What number of lines contain the word "reddit"? Reply with the number and nothing else.

(Stored data entries)
..............................
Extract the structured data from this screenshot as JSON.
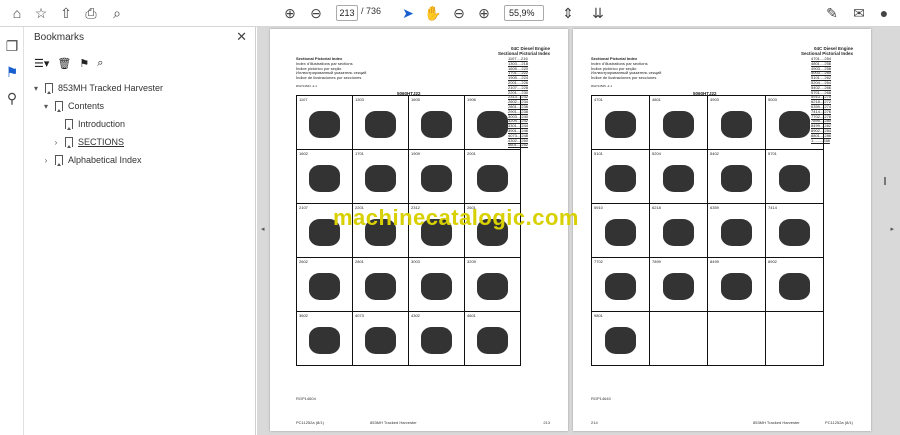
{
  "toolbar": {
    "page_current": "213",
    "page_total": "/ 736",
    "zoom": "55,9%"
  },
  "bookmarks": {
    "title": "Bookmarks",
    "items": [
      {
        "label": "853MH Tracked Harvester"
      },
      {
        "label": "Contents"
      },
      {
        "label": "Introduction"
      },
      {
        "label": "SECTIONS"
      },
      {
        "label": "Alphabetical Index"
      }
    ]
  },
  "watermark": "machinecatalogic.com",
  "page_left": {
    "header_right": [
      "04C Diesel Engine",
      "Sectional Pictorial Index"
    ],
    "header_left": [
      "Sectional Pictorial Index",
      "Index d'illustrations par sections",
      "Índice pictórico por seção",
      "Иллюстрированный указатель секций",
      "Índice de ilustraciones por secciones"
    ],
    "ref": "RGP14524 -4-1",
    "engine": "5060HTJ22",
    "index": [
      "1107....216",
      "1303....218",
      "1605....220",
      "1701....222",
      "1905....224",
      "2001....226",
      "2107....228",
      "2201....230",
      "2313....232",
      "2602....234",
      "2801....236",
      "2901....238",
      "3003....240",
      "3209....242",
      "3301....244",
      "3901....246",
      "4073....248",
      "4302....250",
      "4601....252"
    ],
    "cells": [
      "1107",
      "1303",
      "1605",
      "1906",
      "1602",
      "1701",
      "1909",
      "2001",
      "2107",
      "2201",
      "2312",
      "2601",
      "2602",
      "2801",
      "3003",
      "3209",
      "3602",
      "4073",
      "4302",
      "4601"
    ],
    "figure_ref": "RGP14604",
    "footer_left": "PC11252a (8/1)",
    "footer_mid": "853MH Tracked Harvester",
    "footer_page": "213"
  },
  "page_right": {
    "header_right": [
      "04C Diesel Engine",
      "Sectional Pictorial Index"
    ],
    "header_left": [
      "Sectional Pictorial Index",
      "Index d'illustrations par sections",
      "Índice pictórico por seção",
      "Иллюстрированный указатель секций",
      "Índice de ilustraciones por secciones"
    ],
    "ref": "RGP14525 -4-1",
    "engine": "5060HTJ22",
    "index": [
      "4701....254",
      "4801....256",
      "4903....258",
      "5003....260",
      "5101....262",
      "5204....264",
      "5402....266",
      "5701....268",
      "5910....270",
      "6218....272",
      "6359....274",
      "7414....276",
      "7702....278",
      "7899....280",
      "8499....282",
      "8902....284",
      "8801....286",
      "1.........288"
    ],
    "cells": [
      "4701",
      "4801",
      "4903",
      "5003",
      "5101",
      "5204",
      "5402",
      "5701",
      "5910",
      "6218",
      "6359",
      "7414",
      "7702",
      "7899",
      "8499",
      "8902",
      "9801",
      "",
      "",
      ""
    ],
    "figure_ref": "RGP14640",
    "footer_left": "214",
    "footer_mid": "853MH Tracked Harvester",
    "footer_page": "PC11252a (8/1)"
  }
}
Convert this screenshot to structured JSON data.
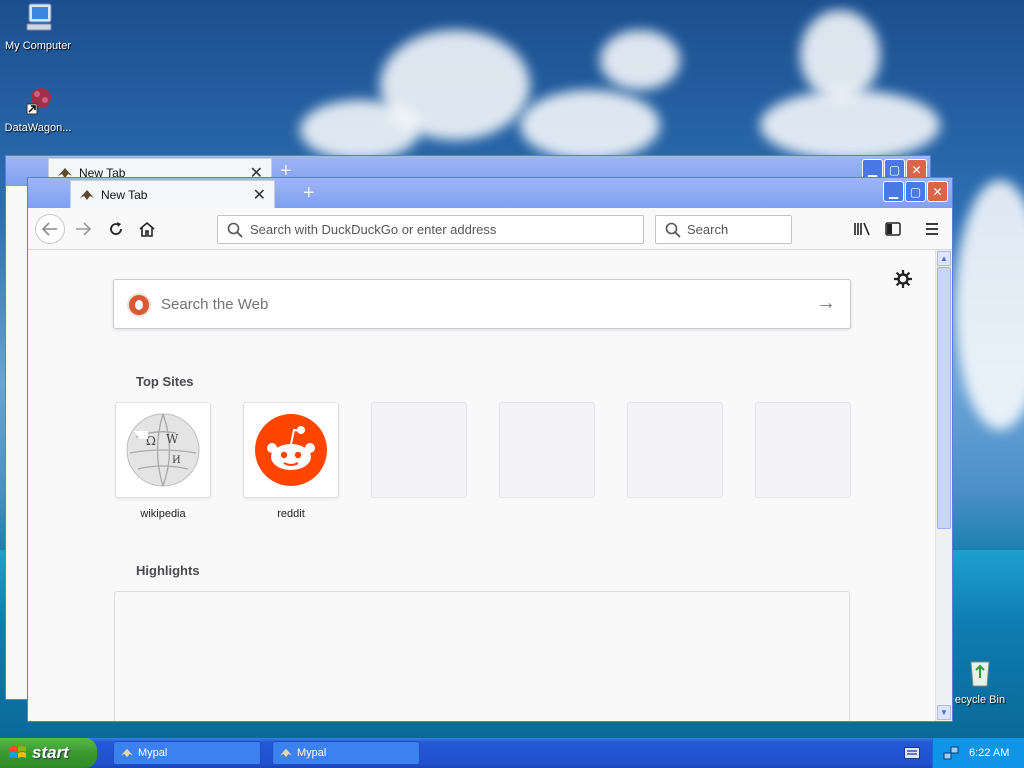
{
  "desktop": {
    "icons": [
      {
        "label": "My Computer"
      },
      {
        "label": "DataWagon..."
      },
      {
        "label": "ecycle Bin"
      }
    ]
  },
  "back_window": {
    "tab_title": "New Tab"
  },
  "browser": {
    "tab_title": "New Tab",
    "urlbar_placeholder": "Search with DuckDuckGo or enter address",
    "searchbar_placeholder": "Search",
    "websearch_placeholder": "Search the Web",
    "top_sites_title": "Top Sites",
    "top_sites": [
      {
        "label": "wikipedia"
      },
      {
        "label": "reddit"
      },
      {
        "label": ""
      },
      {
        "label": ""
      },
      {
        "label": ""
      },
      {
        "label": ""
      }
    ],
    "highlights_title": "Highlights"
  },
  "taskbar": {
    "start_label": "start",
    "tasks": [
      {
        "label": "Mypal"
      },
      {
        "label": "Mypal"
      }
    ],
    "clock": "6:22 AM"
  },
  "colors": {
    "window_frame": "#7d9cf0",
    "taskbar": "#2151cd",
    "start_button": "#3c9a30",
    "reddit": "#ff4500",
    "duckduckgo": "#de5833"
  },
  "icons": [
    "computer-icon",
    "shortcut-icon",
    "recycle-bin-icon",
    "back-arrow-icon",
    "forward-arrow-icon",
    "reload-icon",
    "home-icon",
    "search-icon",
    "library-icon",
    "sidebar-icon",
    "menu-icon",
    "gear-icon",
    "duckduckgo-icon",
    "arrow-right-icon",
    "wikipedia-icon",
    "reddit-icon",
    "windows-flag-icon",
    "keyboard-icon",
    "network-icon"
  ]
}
..............................
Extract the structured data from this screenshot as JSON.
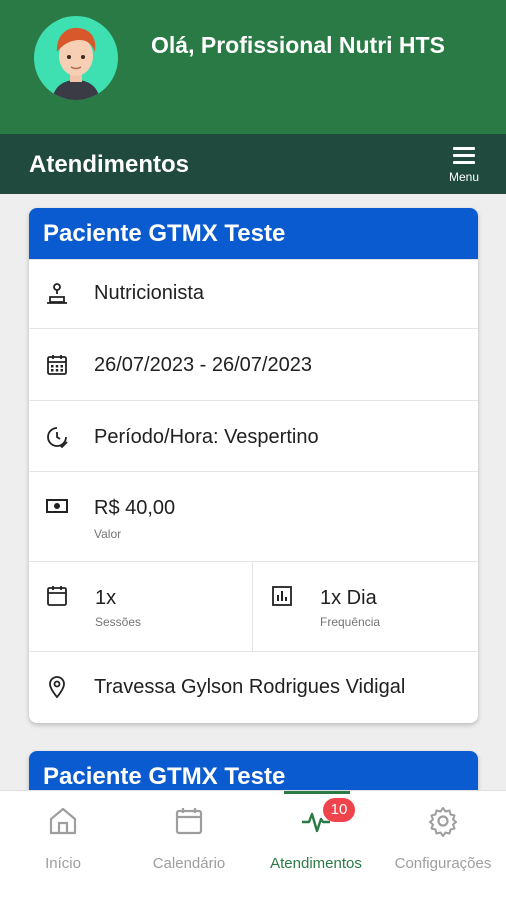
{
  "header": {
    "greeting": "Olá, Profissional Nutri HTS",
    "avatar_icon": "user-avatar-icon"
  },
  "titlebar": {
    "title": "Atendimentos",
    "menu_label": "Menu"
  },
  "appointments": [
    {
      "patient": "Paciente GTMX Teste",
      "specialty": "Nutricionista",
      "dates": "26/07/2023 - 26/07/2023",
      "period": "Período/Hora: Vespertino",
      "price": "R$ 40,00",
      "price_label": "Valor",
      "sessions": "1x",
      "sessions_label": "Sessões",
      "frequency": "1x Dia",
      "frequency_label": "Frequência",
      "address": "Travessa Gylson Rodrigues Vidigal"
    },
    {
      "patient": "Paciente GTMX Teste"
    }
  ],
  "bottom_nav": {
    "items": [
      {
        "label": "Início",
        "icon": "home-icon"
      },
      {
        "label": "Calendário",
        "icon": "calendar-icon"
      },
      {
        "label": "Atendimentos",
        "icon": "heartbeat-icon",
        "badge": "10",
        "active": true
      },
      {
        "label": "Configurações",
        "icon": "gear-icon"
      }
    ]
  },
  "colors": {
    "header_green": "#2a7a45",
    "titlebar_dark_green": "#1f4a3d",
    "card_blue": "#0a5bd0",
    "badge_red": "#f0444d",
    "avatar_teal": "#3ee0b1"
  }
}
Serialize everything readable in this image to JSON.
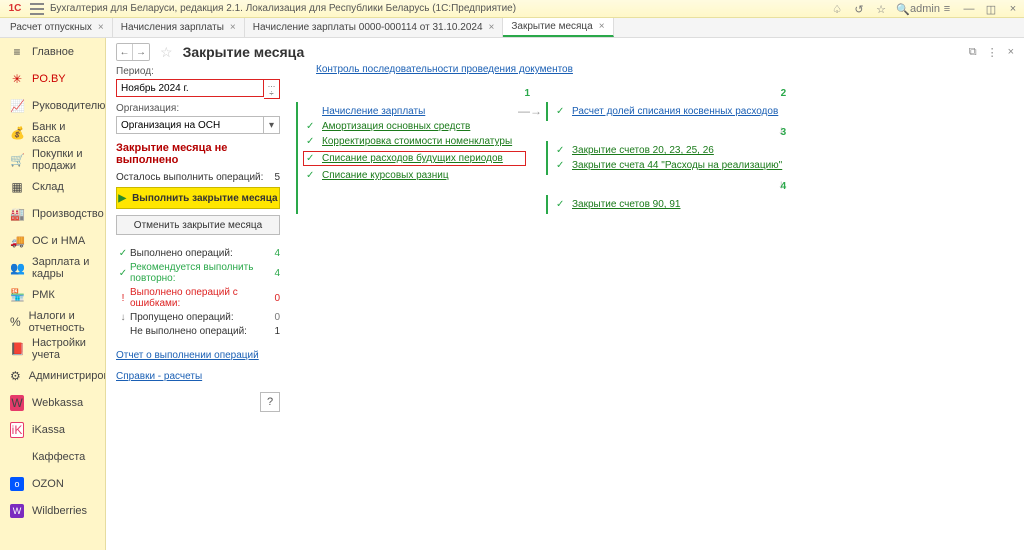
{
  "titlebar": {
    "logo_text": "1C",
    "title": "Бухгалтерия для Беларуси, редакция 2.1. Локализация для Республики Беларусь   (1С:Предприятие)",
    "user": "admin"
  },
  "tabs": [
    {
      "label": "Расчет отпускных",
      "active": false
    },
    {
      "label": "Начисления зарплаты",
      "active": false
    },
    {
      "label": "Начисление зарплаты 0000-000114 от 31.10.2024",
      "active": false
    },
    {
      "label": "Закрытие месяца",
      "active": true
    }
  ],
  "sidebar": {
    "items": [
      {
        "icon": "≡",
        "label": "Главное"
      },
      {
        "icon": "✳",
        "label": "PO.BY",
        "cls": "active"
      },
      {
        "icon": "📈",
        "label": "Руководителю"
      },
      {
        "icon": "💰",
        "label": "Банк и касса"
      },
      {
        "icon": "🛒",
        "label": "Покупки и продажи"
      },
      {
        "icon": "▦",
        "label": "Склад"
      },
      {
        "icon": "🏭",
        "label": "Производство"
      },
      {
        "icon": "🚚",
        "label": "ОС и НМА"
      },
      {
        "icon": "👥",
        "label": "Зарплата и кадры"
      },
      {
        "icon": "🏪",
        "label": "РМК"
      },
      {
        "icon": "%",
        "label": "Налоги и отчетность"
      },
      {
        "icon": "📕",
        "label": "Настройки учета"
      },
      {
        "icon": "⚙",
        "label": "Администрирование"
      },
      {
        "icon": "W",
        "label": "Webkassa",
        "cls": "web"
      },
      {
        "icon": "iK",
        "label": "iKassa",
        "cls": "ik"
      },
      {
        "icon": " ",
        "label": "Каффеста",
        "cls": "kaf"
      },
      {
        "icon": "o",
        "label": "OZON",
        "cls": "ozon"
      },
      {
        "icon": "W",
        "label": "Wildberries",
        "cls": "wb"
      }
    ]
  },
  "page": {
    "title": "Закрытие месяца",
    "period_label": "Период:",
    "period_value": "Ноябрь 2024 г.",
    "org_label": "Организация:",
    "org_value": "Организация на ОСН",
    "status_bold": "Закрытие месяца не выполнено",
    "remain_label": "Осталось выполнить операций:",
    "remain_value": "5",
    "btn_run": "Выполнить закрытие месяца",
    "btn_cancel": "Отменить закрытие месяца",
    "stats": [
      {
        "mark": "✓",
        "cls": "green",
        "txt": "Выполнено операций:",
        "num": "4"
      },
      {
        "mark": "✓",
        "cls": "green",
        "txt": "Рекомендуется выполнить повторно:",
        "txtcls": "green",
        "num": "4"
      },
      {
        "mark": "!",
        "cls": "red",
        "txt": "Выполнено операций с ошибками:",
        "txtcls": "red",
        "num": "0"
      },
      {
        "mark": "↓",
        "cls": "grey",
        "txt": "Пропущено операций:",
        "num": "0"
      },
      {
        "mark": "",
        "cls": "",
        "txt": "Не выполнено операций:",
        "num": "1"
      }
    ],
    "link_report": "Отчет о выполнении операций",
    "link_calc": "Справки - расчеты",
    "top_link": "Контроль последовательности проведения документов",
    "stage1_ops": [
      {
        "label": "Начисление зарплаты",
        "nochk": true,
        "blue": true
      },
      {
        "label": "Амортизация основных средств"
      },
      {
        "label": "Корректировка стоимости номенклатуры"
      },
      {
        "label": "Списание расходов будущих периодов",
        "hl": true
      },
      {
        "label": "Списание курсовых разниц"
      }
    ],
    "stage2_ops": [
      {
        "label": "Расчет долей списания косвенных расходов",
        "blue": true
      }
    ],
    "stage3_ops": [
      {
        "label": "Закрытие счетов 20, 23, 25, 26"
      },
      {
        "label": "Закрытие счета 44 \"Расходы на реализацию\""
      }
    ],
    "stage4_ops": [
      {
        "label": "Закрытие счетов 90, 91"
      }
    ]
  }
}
..............................
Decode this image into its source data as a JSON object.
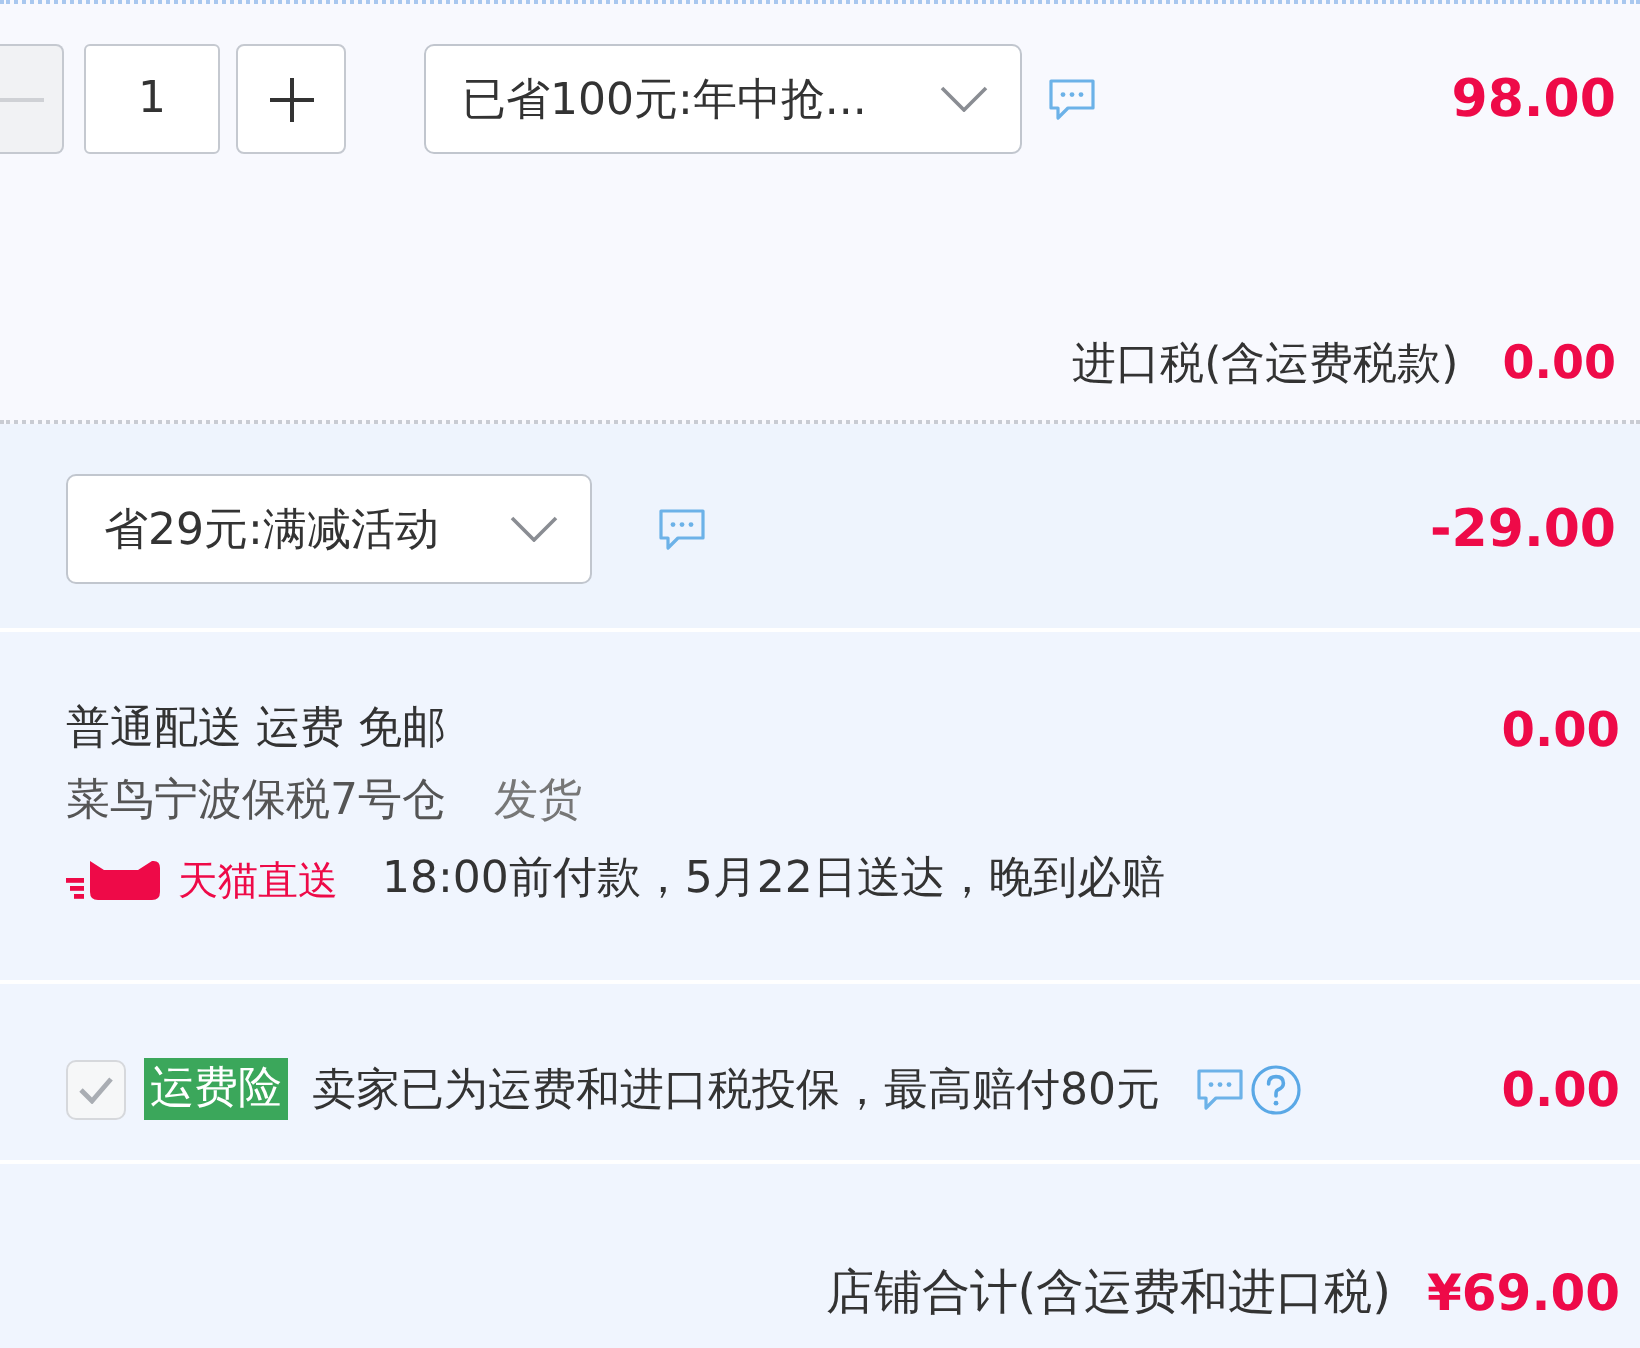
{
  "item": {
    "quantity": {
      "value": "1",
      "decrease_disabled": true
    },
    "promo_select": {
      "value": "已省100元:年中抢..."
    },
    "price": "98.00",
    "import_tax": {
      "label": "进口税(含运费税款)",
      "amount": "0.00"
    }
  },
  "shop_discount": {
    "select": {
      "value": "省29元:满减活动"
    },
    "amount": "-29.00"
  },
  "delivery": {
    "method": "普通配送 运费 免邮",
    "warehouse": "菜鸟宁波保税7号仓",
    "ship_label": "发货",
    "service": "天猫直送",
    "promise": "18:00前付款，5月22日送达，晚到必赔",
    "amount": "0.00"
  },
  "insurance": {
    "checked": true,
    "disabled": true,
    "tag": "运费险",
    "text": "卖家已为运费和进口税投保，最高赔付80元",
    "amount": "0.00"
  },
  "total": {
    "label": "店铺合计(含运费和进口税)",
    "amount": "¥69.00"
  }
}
..............................
*Full response*: 3